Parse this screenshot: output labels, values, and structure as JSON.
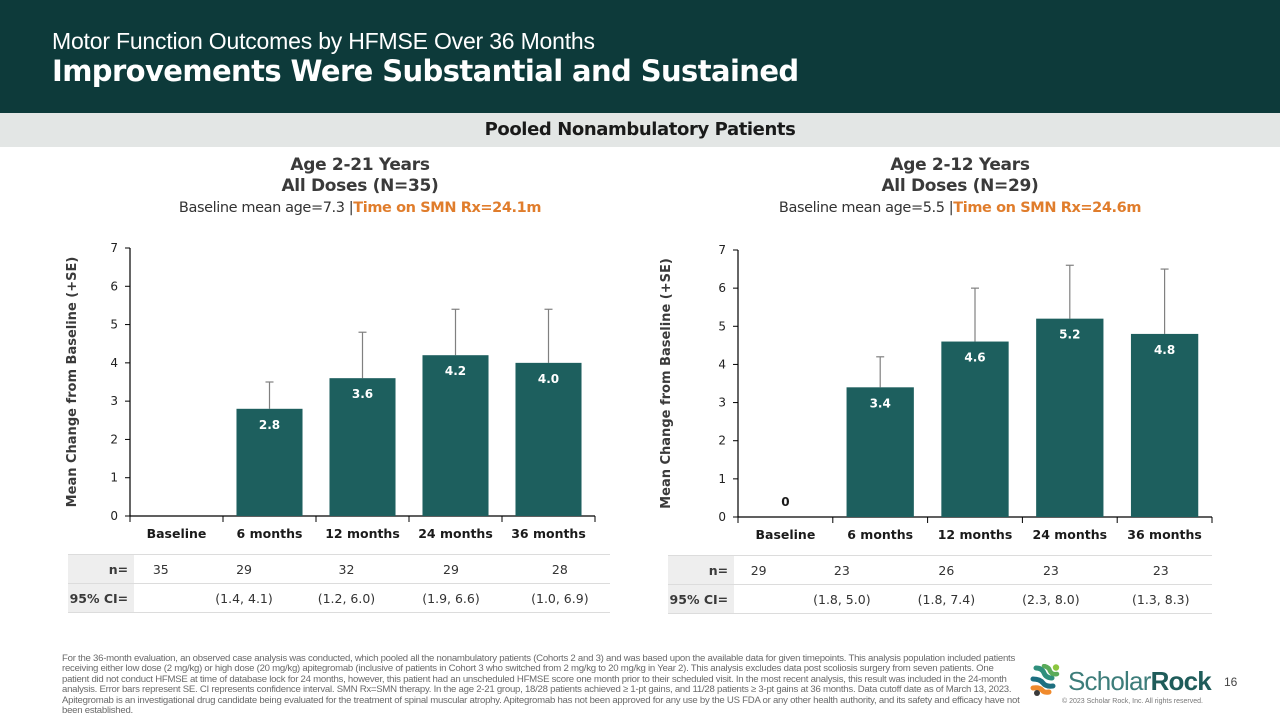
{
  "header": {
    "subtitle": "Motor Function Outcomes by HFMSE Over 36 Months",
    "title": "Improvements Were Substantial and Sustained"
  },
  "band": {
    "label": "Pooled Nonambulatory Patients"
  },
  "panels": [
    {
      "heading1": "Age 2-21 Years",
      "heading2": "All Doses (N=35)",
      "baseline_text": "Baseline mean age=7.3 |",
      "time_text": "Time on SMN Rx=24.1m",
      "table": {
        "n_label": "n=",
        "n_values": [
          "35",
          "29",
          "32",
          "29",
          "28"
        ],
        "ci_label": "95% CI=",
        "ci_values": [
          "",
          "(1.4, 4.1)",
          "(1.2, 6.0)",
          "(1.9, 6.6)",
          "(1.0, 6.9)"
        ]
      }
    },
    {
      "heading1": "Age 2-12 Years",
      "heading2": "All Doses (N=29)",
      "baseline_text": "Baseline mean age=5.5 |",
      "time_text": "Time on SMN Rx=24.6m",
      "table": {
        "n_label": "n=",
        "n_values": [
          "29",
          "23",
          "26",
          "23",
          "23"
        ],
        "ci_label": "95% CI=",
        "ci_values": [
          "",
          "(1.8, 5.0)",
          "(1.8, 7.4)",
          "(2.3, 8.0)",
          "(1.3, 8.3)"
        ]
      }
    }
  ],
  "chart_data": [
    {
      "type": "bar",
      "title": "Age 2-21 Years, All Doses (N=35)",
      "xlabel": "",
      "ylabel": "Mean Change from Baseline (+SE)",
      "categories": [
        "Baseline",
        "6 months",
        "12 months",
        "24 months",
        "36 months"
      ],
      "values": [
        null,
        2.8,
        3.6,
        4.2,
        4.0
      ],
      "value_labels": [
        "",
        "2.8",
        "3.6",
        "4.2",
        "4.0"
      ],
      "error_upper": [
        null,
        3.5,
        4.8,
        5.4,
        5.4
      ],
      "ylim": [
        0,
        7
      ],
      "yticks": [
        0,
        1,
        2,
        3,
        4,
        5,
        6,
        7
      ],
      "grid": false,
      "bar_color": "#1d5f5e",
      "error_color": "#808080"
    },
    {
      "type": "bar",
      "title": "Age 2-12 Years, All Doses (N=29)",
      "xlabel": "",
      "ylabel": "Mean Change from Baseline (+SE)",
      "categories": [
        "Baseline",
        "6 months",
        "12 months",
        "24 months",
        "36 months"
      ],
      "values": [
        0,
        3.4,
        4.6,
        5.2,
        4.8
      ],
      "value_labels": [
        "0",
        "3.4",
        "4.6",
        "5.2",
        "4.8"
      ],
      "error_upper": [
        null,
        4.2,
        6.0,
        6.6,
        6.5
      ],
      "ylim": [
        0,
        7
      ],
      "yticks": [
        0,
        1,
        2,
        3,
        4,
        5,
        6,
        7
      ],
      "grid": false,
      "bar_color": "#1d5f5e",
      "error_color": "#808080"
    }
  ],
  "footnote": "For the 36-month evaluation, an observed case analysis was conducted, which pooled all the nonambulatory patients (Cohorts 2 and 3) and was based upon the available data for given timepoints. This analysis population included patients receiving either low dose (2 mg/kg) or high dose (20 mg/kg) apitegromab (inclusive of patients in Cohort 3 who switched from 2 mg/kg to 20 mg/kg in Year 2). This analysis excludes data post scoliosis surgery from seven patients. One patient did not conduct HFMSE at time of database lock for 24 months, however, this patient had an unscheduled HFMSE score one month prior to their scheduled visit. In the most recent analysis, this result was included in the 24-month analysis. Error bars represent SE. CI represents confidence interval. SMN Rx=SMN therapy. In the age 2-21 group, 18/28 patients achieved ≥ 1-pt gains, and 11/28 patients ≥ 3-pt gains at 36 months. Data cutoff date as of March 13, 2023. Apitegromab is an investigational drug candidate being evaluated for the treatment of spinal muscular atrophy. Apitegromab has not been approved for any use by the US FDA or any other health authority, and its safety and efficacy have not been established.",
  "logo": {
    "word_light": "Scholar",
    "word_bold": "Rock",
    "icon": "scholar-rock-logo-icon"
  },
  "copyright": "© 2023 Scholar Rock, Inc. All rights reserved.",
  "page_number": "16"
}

==

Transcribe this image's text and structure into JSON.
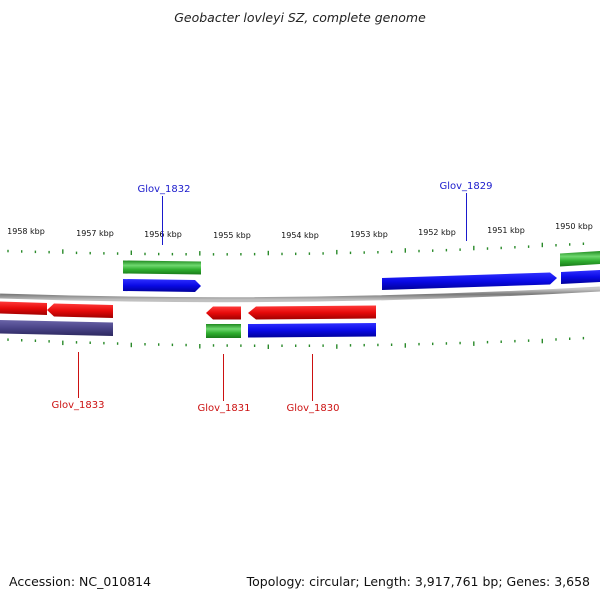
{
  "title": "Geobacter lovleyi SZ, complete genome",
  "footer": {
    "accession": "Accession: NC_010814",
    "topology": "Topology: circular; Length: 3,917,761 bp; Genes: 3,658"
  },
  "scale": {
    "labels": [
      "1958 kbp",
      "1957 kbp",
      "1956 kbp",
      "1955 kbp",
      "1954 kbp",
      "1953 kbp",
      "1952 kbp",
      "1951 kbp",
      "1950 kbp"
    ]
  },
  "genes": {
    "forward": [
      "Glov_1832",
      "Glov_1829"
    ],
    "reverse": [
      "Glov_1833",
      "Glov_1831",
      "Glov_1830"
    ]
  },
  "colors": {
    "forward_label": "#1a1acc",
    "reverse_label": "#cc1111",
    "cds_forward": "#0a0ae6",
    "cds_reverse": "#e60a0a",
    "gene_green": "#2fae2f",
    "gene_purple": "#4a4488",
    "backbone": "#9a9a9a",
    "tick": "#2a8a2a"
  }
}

--

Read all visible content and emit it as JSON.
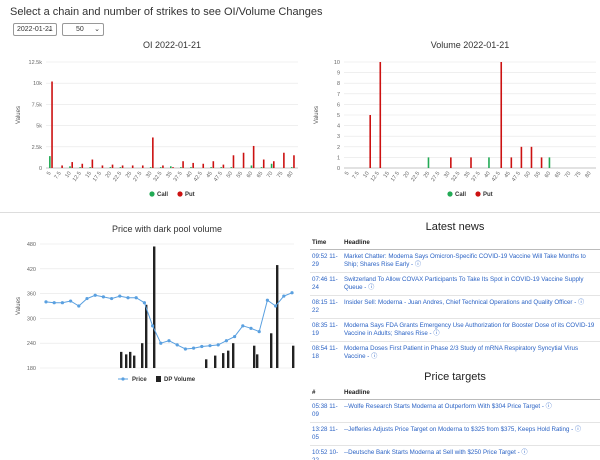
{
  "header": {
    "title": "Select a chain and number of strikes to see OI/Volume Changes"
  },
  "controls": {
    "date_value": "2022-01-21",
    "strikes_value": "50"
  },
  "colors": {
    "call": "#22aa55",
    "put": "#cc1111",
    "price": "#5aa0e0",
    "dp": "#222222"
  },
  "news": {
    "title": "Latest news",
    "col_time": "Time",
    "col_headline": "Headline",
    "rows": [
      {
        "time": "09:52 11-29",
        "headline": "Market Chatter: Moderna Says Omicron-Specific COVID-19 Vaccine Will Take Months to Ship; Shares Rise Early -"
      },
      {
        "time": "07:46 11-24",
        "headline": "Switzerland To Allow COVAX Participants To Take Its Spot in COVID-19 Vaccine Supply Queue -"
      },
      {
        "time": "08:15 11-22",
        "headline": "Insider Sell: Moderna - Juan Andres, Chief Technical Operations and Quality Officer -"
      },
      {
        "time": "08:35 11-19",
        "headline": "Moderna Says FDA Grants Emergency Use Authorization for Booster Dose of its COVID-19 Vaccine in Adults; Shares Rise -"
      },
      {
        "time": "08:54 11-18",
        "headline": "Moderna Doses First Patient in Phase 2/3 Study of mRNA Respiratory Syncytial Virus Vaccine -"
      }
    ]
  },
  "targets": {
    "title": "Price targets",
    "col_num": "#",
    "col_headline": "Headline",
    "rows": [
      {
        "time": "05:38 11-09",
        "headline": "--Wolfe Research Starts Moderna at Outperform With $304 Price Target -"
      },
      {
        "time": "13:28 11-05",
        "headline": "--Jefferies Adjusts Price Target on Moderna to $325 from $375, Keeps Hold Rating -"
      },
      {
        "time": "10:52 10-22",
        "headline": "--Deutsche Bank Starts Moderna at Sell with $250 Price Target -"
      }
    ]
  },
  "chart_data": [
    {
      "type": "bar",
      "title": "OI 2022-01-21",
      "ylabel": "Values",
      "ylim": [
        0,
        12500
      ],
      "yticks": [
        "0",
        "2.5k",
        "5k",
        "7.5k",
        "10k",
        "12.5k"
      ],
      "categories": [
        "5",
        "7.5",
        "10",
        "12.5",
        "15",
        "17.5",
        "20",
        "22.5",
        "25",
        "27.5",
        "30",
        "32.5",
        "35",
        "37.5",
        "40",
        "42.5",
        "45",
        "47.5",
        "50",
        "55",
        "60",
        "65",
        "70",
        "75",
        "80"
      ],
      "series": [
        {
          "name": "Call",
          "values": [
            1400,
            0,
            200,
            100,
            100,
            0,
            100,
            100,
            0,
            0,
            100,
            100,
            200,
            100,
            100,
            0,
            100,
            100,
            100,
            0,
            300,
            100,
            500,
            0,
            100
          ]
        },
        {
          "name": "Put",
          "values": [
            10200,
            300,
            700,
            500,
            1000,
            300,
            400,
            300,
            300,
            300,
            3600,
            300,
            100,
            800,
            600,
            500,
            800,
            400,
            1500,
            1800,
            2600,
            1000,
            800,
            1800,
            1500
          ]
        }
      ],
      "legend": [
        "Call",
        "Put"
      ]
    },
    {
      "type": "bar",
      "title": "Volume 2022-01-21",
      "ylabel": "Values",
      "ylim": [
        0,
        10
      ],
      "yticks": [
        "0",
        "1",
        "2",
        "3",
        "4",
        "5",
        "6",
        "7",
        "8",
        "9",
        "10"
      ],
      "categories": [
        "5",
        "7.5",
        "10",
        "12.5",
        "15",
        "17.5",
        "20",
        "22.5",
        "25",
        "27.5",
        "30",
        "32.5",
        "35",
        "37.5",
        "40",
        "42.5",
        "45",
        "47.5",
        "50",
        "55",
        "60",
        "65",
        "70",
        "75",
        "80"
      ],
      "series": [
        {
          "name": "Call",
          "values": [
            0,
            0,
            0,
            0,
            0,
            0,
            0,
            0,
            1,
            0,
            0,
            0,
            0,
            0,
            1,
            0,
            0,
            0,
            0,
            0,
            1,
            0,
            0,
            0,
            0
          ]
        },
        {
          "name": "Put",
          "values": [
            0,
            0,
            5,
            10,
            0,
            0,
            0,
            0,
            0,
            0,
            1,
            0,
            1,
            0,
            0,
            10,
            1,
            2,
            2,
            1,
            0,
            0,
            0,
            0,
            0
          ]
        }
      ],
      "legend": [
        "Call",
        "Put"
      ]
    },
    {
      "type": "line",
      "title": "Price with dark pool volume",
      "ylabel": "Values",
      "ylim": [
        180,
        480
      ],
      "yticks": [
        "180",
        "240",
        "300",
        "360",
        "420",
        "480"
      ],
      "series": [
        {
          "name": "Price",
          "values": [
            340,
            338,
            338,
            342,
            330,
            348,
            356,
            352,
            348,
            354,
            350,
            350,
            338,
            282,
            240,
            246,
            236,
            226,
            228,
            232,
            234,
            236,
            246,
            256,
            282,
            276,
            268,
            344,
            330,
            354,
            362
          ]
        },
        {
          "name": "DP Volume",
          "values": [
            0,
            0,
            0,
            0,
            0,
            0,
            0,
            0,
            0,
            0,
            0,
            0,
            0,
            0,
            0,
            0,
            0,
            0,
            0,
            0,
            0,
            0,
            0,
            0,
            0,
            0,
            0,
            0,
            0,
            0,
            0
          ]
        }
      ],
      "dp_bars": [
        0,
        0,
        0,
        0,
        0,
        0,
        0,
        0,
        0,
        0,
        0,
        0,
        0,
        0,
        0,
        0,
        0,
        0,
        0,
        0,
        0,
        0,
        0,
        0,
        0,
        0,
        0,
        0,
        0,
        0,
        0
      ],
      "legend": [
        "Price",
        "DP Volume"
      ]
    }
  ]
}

◆ What you should do
Which lines above hold the string "Take"? Copy every one of them.

◆ Solution below
        "headline": "Market Chatter: Moderna Says Omicron-Specific COVID-19 Vaccine Will Take Months to Ship; Shares Rise Early -"
        "headline": "Switzerland To Allow COVAX Participants To Take Its Spot in COVID-19 Vaccine Supply Queue -"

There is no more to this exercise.